Quote all of the data below exactly, please.

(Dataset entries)
==*==

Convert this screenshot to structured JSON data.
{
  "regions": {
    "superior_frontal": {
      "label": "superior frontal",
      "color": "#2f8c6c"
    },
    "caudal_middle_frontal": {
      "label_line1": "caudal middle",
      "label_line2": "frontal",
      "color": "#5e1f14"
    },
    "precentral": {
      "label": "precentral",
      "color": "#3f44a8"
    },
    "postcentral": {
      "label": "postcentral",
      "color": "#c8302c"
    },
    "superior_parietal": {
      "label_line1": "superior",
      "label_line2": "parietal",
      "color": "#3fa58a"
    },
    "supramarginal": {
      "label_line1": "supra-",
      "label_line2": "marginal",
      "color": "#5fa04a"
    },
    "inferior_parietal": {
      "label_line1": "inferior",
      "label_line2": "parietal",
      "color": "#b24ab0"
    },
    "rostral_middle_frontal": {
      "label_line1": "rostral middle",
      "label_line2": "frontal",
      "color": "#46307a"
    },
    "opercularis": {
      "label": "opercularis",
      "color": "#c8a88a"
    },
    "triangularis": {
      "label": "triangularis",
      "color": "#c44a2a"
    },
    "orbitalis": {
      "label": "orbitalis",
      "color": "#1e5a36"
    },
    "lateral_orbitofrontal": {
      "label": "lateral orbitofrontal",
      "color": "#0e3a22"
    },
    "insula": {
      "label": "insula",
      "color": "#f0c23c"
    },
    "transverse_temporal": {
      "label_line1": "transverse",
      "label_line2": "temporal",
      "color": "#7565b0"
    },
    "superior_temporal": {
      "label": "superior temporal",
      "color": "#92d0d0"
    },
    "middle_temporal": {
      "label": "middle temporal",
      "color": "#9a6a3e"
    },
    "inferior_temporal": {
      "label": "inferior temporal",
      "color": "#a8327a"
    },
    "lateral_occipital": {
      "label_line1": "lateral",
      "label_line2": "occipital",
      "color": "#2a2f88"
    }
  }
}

==*==

> Task output
Convert this screenshot to structured JSON data.
{
  "regions": {
    "superior_frontal": {
      "label": "superior frontal",
      "color": "#2f8c6c"
    },
    "caudal_middle_frontal": {
      "label_line1": "caudal middle",
      "label_line2": "frontal",
      "color": "#5e1f14"
    },
    "precentral": {
      "label": "precentral",
      "color": "#3f44a8"
    },
    "postcentral": {
      "label": "postcentral",
      "color": "#c8302c"
    },
    "superior_parietal": {
      "label_line1": "superior",
      "label_line2": "parietal",
      "color": "#3fa58a"
    },
    "supramarginal": {
      "label_line1": "supra-",
      "label_line2": "marginal",
      "color": "#5fa04a"
    },
    "inferior_parietal": {
      "label_line1": "inferior",
      "label_line2": "parietal",
      "color": "#b24ab0"
    },
    "rostral_middle_frontal": {
      "label_line1": "rostral middle",
      "label_line2": "frontal",
      "color": "#46307a"
    },
    "opercularis": {
      "label": "opercularis",
      "color": "#c8a88a"
    },
    "triangularis": {
      "label": "triangularis",
      "color": "#c44a2a"
    },
    "orbitalis": {
      "label": "orbitalis",
      "color": "#1e5a36"
    },
    "lateral_orbitofrontal": {
      "label": "lateral orbitofrontal",
      "color": "#0e3a22"
    },
    "insula": {
      "label": "insula",
      "color": "#f0c23c"
    },
    "transverse_temporal": {
      "label_line1": "transverse",
      "label_line2": "temporal",
      "color": "#7565b0"
    },
    "superior_temporal": {
      "label": "superior temporal",
      "color": "#92d0d0"
    },
    "middle_temporal": {
      "label": "middle temporal",
      "color": "#9a6a3e"
    },
    "inferior_temporal": {
      "label": "inferior temporal",
      "color": "#a8327a"
    },
    "lateral_occipital": {
      "label_line1": "lateral",
      "label_line2": "occipital",
      "color": "#2a2f88"
    }
  }
}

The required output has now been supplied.